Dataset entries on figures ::
-- BEGIN --
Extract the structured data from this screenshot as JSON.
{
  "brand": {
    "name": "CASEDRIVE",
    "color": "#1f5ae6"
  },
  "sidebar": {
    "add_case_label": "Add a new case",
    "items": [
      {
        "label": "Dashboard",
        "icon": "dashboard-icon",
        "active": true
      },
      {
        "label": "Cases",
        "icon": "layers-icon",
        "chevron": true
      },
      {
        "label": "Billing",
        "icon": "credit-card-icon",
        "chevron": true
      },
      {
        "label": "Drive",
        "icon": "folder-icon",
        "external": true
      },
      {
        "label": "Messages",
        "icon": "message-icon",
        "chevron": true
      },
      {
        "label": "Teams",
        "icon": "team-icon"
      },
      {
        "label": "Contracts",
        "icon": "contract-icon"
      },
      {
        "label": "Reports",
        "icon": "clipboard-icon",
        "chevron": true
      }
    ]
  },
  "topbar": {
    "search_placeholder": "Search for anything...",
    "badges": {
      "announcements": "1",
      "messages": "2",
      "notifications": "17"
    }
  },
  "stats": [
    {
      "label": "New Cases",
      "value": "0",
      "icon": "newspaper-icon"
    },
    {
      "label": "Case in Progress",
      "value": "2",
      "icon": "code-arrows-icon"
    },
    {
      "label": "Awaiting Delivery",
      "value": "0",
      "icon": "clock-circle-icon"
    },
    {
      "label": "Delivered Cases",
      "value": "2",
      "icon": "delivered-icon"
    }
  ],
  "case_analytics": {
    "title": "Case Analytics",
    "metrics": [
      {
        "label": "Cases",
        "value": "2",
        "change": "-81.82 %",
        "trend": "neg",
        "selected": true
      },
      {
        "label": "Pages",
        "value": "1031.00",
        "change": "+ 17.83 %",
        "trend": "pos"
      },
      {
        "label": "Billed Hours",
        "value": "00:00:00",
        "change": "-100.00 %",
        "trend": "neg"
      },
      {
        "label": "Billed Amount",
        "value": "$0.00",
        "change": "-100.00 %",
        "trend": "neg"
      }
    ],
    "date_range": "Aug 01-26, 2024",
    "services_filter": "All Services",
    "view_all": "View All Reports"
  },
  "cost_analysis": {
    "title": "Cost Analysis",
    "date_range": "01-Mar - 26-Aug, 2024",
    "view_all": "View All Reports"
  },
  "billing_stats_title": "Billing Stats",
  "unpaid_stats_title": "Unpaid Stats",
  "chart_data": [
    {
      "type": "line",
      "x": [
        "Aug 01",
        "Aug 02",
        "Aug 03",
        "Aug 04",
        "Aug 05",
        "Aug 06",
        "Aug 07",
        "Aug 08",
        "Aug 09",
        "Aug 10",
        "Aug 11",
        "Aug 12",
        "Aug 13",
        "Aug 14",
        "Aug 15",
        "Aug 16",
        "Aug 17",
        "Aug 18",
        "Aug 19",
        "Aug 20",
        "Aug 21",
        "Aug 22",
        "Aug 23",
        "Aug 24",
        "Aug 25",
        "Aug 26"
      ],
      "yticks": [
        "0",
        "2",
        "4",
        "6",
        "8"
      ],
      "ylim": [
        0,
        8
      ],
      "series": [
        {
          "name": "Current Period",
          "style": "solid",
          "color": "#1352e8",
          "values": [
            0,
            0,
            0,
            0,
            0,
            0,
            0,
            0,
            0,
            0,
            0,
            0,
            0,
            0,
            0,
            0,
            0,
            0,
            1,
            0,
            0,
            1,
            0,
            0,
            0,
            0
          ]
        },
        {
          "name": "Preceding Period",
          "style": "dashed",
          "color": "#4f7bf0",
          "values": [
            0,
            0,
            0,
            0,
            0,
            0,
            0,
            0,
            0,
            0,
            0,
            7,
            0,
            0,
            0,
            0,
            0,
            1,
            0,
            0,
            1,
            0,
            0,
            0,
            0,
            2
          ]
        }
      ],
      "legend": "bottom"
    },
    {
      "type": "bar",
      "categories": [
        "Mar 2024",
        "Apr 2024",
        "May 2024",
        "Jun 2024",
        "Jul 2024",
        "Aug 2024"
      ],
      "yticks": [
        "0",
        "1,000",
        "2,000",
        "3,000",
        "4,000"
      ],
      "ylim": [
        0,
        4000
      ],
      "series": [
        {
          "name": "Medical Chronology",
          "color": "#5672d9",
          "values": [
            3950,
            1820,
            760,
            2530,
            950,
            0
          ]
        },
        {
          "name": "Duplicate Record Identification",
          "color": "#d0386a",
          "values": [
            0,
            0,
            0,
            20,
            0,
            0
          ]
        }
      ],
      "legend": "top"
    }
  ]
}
-- END --
Which lines hold the string "Cases"? Copy all of them from the data above.

        "label": "Cases",
      "label": "New Cases",
      "label": "Delivered Cases",
        "label": "Cases",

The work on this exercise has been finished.